## Work to be completed
Find the lines holding the string "button" in the data, then copy all of them.

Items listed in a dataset
☆ ☆ ☆ ☆

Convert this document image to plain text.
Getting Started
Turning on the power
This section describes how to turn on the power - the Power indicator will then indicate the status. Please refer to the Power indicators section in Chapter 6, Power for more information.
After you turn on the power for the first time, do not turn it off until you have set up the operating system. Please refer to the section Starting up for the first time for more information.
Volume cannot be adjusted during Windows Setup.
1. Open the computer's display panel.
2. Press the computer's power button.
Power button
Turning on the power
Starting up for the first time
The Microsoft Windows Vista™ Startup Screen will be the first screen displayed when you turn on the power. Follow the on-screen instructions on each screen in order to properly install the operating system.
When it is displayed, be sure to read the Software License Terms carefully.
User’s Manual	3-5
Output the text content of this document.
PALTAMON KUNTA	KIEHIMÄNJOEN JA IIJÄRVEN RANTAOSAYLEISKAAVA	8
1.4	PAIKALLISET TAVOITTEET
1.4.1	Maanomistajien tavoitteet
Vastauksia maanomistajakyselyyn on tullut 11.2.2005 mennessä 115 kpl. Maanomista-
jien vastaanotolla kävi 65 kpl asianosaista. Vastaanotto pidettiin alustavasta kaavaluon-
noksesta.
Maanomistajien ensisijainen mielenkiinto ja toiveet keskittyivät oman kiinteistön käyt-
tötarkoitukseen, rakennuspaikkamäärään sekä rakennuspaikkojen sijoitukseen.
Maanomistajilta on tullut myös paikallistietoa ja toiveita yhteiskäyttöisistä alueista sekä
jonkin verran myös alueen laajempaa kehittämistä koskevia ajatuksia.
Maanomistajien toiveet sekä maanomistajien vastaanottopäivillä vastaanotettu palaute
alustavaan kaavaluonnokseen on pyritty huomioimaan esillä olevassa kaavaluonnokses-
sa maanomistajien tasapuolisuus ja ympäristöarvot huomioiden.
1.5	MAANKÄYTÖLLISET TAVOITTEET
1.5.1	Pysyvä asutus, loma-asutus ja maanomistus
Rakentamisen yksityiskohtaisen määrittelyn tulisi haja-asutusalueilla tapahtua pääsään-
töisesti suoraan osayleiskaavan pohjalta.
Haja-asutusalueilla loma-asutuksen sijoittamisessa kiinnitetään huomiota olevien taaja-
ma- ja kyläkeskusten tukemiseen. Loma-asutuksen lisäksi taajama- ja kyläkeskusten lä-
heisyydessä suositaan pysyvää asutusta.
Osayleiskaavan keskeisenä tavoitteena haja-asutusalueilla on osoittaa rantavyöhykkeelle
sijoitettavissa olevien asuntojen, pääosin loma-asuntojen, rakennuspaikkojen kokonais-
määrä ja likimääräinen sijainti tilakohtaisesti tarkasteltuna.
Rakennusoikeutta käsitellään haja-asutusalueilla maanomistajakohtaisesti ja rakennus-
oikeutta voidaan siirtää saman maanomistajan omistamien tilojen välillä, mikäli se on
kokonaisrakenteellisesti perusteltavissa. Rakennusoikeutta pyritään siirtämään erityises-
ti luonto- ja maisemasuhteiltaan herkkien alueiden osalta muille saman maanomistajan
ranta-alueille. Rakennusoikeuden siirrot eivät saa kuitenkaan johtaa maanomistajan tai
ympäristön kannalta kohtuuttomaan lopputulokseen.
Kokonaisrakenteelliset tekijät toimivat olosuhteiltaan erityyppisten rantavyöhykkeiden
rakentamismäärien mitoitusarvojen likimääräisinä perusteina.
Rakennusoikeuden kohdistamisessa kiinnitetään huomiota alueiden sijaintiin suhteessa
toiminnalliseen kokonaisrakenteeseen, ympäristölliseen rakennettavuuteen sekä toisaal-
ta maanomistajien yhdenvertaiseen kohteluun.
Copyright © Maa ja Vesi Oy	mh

☆ ☆ ☆ ☆

## Response
2. Press the computer's power button.
Power button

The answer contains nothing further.